- _Exercise prompt_
Extract all lines in the data that contain the word "this".

[Part of a data file]

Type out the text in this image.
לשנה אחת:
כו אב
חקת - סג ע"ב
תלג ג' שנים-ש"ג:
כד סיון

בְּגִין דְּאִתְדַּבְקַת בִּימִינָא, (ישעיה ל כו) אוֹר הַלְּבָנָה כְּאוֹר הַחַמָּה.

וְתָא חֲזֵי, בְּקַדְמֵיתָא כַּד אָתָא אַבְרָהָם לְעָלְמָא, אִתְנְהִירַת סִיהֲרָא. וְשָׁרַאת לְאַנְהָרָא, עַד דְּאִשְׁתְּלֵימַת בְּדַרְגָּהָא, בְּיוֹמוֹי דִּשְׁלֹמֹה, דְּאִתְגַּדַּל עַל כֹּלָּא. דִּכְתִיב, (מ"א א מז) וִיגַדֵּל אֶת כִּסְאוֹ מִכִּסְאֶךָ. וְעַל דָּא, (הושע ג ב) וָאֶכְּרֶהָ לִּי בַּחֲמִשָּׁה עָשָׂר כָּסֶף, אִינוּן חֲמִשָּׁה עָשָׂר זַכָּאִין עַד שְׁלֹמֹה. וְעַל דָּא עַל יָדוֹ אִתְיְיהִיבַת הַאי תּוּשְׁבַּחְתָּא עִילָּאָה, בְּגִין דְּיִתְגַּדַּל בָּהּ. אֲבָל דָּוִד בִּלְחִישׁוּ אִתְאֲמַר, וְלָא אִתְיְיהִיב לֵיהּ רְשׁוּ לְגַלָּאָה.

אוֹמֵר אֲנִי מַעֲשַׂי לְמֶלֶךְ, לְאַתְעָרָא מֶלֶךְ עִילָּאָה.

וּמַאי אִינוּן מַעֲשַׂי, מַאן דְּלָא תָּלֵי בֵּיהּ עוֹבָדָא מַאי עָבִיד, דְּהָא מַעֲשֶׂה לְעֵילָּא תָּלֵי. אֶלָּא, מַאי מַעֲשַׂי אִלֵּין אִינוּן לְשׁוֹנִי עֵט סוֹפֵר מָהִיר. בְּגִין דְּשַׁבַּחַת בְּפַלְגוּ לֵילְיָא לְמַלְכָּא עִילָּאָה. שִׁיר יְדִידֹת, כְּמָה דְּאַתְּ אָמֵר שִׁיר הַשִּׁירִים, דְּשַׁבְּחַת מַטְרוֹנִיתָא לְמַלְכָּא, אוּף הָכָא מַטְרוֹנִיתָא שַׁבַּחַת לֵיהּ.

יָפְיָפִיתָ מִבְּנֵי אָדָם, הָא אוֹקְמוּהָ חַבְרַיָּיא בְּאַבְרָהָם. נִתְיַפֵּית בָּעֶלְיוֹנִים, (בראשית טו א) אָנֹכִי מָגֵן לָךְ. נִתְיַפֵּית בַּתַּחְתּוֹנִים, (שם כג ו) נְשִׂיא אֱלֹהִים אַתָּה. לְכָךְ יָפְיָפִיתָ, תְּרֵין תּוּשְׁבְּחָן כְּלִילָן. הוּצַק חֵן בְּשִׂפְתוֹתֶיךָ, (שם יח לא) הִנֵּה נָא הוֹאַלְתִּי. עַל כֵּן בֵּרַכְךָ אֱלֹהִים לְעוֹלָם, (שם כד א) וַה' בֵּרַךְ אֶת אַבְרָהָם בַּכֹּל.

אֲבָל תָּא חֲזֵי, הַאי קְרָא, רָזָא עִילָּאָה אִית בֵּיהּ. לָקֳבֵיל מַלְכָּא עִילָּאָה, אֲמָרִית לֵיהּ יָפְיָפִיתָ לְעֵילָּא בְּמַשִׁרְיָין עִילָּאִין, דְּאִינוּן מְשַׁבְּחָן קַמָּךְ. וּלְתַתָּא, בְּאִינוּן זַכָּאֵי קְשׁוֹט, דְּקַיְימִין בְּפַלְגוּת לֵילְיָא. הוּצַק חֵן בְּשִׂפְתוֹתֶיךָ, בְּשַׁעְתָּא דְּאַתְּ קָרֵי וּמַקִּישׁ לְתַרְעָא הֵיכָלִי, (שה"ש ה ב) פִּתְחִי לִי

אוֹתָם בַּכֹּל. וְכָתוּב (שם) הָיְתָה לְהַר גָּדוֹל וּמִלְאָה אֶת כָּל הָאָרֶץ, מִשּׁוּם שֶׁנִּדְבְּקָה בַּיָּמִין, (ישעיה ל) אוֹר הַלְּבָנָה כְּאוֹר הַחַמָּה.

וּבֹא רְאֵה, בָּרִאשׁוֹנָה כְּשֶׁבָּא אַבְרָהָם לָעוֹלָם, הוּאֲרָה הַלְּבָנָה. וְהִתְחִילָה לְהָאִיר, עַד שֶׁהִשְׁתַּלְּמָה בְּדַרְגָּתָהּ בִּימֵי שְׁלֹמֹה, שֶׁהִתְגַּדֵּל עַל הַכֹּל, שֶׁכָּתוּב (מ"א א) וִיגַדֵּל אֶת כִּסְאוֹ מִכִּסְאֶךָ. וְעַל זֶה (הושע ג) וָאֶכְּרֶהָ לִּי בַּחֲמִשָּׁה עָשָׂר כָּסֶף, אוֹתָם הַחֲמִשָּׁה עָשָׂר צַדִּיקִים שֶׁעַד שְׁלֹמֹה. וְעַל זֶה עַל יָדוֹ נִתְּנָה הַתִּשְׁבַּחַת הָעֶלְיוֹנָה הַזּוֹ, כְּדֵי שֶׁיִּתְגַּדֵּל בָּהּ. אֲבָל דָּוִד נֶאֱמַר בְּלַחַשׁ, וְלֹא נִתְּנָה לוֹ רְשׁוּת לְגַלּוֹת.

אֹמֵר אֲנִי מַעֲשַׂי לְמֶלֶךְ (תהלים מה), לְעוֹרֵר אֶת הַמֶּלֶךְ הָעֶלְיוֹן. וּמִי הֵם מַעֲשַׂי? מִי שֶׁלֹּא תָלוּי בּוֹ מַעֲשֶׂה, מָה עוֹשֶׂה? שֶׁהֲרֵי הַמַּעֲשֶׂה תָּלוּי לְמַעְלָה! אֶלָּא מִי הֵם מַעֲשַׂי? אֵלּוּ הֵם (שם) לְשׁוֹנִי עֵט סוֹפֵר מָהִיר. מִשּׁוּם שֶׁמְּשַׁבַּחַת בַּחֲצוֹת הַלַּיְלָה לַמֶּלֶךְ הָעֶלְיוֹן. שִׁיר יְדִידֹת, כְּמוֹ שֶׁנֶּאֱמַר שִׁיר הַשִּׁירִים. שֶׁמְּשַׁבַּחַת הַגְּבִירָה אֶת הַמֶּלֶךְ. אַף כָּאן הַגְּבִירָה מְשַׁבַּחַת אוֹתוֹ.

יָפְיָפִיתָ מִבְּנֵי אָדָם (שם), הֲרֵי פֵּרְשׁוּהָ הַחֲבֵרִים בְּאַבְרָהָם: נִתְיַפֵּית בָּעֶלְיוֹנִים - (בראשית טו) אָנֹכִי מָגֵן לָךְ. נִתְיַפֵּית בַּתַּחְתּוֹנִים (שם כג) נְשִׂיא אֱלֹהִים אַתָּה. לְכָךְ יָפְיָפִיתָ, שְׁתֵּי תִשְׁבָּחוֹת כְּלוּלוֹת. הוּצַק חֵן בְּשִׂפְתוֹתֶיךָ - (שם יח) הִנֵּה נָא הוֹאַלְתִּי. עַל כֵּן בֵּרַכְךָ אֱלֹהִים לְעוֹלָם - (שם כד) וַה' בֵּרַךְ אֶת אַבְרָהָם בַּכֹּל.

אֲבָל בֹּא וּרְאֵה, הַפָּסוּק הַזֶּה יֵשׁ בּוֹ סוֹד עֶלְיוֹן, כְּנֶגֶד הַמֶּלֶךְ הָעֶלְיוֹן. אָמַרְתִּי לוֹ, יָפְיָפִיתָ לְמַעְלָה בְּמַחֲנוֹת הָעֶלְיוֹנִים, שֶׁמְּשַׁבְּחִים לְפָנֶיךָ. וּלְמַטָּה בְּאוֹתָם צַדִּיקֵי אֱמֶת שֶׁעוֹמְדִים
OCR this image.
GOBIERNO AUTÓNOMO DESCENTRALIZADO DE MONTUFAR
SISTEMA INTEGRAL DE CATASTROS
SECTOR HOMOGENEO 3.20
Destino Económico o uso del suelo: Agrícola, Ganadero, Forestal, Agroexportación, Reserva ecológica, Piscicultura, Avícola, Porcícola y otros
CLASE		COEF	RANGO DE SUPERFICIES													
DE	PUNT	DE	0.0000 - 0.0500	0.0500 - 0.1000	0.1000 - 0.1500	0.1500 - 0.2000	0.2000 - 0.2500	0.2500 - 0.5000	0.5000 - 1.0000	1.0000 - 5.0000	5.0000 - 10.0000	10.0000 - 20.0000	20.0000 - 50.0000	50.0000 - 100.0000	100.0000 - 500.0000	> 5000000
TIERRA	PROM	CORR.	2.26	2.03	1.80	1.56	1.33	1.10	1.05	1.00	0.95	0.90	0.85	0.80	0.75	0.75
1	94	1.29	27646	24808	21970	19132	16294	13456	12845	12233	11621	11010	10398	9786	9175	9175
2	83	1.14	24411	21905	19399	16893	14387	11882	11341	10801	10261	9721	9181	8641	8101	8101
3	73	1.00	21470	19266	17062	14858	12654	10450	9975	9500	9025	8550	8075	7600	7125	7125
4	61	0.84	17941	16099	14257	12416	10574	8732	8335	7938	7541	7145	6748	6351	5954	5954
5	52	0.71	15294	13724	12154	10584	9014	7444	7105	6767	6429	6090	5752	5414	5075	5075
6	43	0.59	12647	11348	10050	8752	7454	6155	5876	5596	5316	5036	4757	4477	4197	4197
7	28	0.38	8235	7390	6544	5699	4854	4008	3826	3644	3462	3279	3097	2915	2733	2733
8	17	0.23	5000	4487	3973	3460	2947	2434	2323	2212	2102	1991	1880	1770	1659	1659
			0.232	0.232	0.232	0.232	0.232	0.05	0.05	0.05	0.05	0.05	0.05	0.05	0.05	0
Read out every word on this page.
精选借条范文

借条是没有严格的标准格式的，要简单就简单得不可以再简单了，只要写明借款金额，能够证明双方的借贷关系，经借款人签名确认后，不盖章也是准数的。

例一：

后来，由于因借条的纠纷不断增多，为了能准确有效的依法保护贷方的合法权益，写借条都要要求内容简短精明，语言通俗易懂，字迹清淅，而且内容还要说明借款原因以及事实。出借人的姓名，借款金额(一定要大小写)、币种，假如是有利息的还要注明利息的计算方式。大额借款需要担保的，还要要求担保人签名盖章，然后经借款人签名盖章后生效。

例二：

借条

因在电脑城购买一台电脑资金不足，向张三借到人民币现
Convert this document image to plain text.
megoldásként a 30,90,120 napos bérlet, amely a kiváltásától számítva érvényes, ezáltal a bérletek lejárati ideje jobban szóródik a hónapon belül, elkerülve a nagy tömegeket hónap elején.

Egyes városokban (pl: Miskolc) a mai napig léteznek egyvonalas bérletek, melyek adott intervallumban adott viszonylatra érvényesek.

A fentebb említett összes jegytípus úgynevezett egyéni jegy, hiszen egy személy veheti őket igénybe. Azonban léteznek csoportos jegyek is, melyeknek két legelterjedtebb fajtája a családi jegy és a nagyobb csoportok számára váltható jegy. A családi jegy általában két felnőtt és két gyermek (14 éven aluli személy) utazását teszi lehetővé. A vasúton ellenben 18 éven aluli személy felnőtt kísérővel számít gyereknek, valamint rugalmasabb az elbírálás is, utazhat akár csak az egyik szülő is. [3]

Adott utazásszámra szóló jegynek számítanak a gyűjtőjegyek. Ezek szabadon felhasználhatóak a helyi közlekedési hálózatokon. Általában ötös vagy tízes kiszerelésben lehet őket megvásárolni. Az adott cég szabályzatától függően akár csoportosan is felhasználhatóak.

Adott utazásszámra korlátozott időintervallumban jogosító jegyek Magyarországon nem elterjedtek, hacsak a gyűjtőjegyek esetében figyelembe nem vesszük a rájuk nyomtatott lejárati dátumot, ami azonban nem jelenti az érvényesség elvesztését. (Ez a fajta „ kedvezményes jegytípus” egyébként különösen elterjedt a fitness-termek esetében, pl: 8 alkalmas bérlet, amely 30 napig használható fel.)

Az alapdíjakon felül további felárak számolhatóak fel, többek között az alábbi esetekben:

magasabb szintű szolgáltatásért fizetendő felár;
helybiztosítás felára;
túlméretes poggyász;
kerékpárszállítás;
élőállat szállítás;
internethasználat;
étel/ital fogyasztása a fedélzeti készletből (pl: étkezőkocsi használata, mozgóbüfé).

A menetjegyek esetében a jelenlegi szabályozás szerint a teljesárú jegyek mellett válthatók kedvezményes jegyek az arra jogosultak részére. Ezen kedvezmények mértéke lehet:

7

- _Reply_
Type out the text in this image.
OCR this image.
Read out every word on this page.
Convert this document image to plain text.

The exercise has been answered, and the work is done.